◆ DATA ENTRIES ◆
= = = = = = =
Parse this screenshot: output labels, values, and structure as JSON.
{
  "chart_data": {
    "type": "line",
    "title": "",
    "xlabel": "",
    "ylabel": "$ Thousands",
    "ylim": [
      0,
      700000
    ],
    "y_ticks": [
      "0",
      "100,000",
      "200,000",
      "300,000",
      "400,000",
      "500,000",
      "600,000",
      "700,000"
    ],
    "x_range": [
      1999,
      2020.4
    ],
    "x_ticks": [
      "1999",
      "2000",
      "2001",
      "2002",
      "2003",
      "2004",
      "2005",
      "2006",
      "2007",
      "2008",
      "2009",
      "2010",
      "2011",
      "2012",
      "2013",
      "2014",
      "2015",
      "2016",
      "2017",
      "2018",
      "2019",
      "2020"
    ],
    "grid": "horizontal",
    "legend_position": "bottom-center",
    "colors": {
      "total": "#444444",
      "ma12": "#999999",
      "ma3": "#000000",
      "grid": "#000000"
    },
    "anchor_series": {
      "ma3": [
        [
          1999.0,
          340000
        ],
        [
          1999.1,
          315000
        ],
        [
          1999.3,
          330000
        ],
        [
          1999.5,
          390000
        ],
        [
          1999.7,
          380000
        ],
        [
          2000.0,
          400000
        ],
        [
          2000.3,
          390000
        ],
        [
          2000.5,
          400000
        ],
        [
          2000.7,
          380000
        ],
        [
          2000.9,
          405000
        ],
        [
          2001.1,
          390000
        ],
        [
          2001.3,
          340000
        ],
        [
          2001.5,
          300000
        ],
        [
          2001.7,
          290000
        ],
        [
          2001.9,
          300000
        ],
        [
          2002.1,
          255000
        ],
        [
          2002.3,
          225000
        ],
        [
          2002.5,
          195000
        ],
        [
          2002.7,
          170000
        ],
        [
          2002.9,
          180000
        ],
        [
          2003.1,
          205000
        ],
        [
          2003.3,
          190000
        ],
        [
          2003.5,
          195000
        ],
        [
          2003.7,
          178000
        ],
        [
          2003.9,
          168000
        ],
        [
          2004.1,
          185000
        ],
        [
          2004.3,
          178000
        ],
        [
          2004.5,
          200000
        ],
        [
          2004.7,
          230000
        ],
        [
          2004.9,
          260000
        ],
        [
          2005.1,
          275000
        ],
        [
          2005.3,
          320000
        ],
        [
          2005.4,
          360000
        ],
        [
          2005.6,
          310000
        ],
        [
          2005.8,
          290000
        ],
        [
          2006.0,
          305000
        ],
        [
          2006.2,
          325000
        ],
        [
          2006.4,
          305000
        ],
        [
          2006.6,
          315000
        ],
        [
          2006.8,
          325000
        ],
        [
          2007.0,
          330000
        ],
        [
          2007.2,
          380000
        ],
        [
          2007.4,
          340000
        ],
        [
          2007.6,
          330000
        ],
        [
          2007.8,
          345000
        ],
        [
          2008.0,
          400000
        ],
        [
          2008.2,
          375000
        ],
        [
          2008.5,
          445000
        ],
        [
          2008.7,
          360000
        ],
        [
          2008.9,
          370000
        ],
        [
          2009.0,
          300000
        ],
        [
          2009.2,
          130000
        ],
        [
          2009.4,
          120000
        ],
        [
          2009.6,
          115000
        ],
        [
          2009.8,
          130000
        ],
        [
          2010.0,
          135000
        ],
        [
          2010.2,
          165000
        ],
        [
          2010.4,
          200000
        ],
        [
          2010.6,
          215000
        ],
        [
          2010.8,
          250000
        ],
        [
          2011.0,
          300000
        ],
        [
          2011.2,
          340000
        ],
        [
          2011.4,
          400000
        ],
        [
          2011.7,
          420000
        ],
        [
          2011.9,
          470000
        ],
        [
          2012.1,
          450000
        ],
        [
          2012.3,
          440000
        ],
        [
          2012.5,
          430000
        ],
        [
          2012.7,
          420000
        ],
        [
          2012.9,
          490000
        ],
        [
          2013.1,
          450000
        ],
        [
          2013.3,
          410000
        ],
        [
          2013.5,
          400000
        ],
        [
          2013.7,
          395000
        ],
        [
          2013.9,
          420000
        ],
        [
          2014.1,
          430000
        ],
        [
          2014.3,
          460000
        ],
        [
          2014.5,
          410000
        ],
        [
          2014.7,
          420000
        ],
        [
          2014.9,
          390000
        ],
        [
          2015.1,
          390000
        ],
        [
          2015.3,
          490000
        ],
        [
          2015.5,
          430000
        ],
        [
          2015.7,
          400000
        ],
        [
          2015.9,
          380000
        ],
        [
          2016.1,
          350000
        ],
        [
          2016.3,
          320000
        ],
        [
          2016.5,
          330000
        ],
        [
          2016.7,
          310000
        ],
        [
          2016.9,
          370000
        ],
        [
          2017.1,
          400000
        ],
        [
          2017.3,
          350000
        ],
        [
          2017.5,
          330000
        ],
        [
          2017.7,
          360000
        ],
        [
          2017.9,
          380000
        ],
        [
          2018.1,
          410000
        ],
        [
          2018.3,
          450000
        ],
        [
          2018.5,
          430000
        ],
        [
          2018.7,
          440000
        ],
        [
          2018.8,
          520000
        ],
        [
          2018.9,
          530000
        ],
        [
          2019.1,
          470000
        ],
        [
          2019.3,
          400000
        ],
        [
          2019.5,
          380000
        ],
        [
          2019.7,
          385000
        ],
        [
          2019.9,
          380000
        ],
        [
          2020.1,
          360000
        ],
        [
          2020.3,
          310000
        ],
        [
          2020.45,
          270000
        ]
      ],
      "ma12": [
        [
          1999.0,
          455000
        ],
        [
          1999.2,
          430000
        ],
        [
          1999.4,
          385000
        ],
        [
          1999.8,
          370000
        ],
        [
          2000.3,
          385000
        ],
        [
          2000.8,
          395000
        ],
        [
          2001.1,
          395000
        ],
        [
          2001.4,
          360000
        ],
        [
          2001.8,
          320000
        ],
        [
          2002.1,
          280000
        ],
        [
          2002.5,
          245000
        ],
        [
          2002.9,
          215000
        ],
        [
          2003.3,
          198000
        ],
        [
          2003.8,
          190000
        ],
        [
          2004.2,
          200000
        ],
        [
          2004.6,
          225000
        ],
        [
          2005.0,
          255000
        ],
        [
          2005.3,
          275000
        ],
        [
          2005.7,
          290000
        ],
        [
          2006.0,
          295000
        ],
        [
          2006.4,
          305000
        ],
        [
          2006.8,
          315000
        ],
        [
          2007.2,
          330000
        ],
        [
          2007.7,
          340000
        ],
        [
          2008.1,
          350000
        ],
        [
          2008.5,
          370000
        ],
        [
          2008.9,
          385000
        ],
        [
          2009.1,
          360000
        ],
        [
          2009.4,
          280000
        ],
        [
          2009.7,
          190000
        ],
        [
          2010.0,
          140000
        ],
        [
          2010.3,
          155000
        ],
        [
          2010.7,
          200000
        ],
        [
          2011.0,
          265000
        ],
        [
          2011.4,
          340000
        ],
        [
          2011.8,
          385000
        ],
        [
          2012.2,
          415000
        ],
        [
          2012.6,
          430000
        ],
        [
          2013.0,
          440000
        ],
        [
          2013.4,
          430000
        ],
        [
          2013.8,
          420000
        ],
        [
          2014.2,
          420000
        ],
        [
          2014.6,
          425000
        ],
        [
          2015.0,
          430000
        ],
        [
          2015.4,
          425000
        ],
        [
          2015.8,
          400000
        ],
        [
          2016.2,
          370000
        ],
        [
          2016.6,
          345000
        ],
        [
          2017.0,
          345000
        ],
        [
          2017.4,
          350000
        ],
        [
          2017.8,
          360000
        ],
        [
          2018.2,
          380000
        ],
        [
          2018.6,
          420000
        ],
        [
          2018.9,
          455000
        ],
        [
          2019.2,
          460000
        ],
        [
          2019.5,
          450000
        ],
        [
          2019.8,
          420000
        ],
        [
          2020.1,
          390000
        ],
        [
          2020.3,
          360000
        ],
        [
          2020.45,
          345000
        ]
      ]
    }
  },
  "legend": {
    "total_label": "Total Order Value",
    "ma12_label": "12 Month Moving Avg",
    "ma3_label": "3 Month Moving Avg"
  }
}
= = = = = = =
Reproduce each line from the records that contains the word "Moving".

◆ WRITTEN SOLUTION ◆
    "ma12_label": "12 Month Moving Avg",
    "ma3_label": "3 Month Moving Avg"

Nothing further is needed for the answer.